### AIM OF THE EXERCISE
Find the string "significantly" and gather every line that holds it.

(Records about charts and figures)
________

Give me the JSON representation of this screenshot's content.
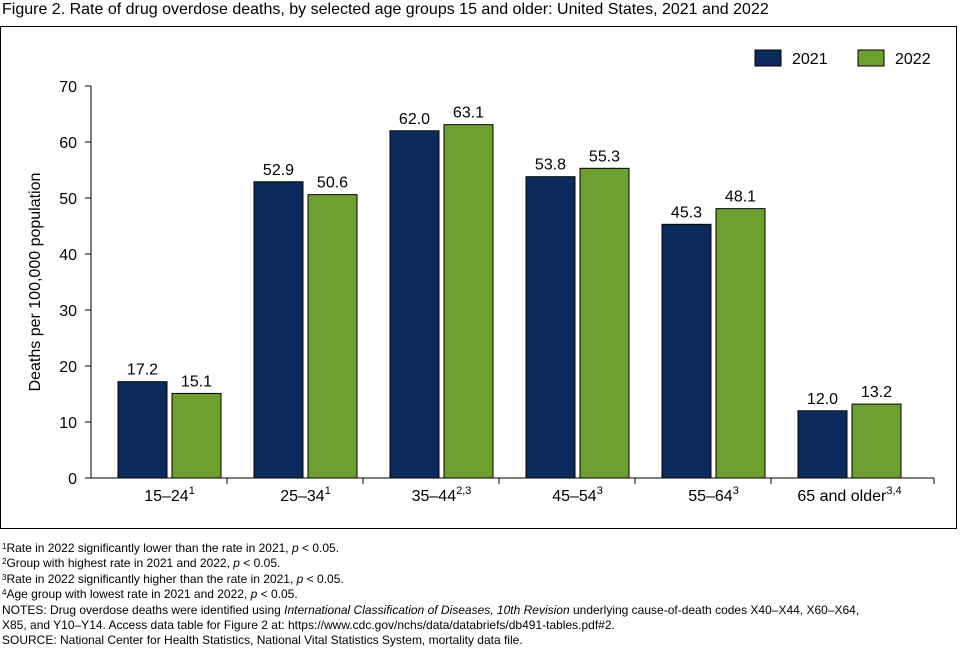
{
  "figure": {
    "title": "Figure 2. Rate of drug overdose deaths, by selected age groups 15 and older: United States, 2021 and 2022"
  },
  "chart_data": {
    "type": "bar",
    "categories": [
      "15–24",
      "25–34",
      "35–44",
      "45–54",
      "55–64",
      "65 and older"
    ],
    "category_superscripts": [
      "1",
      "1",
      "2,3",
      "3",
      "3",
      "3,4"
    ],
    "series": [
      {
        "name": "2021",
        "color": "#0c2b5c",
        "values": [
          17.2,
          52.9,
          62.0,
          53.8,
          45.3,
          12.0
        ],
        "labels": [
          "17.2",
          "52.9",
          "62.0",
          "53.8",
          "45.3",
          "12.0"
        ]
      },
      {
        "name": "2022",
        "color": "#6f9e31",
        "values": [
          15.1,
          50.6,
          63.1,
          55.3,
          48.1,
          13.2
        ],
        "labels": [
          "15.1",
          "50.6",
          "63.1",
          "55.3",
          "48.1",
          "13.2"
        ]
      }
    ],
    "ylabel": "Deaths per 100,000 population",
    "xlabel": "",
    "ylim": [
      0,
      70
    ],
    "yticks": [
      "0",
      "10",
      "20",
      "30",
      "40",
      "50",
      "60",
      "70"
    ],
    "grid": false,
    "legend_position": "top-right"
  },
  "footnotes": {
    "note1": {
      "sup": "1",
      "text": "Rate in 2022 significantly lower than the rate in 2021, ",
      "p": "p",
      "tail": " < 0.05."
    },
    "note2": {
      "sup": "2",
      "text": "Group with highest rate in 2021 and 2022, ",
      "p": "p",
      "tail": " < 0.05."
    },
    "note3": {
      "sup": "3",
      "text": "Rate in 2022 significantly higher than the rate in 2021, ",
      "p": "p",
      "tail": " < 0.05."
    },
    "note4": {
      "sup": "4",
      "text": "Age group with lowest rate in 2021 and 2022, ",
      "p": "p",
      "tail": " < 0.05."
    },
    "notes_a": "NOTES: Drug overdose deaths were identified using ",
    "notes_italic": "International Classification of Diseases, 10th Revision",
    "notes_b": " underlying cause-of-death codes X40–X44, X60–X64,",
    "notes_line2": "X85, and Y10–Y14. Access data table for Figure 2 at: https://www.cdc.gov/nchs/data/databriefs/db491-tables.pdf#2.",
    "source": "SOURCE: National Center for Health Statistics, National Vital Statistics System, mortality data file."
  }
}
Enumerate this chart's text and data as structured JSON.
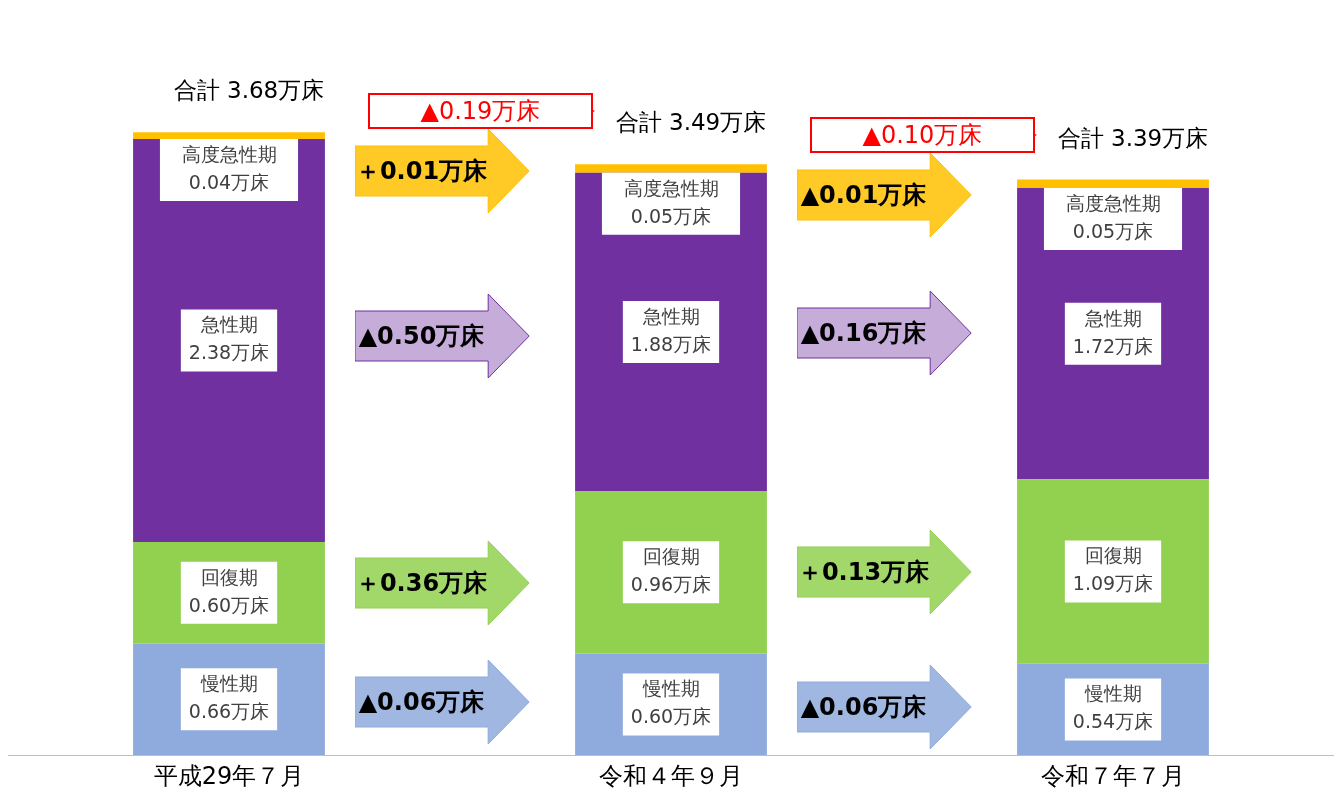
{
  "chart_data": {
    "type": "bar",
    "stacked": true,
    "legend": false,
    "grid": false,
    "categories": [
      "平成29年７月",
      "令和４年９月",
      "令和７年７月"
    ],
    "series": [
      {
        "name": "慢性期",
        "color": "#8faadc",
        "values": [
          0.66,
          0.6,
          0.54
        ],
        "value_labels": [
          "0.66万床",
          "0.60万床",
          "0.54万床"
        ]
      },
      {
        "name": "回復期",
        "color": "#92d050",
        "values": [
          0.6,
          0.96,
          1.09
        ],
        "value_labels": [
          "0.60万床",
          "0.96万床",
          "1.09万床"
        ]
      },
      {
        "name": "急性期",
        "color": "#7030a0",
        "values": [
          2.38,
          1.88,
          1.72
        ],
        "value_labels": [
          "2.38万床",
          "1.88万床",
          "1.72万床"
        ]
      },
      {
        "name": "高度急性期",
        "color": "#ffc000",
        "values": [
          0.04,
          0.05,
          0.05
        ],
        "value_labels": [
          "0.04万床",
          "0.05万床",
          "0.05万床"
        ]
      }
    ],
    "totals": [
      "合計 3.68万床",
      "合計 3.49万床",
      "合計 3.39万床"
    ],
    "annotations": [
      "▲0.06万床",
      "＋0.36万床",
      "▲0.50万床",
      "＋0.01万床",
      "▲0.06万床",
      "＋0.13万床",
      "▲0.16万床",
      "▲0.01万床",
      "▲0.19万床",
      "▲0.10万床"
    ]
  }
}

________

### WRITTEN ANSWER
      "text": "Rate in 2022 significantly lower than the rate in 2021, ",
      "text": "Rate in 2022 significantly higher than the rate in 2021, ",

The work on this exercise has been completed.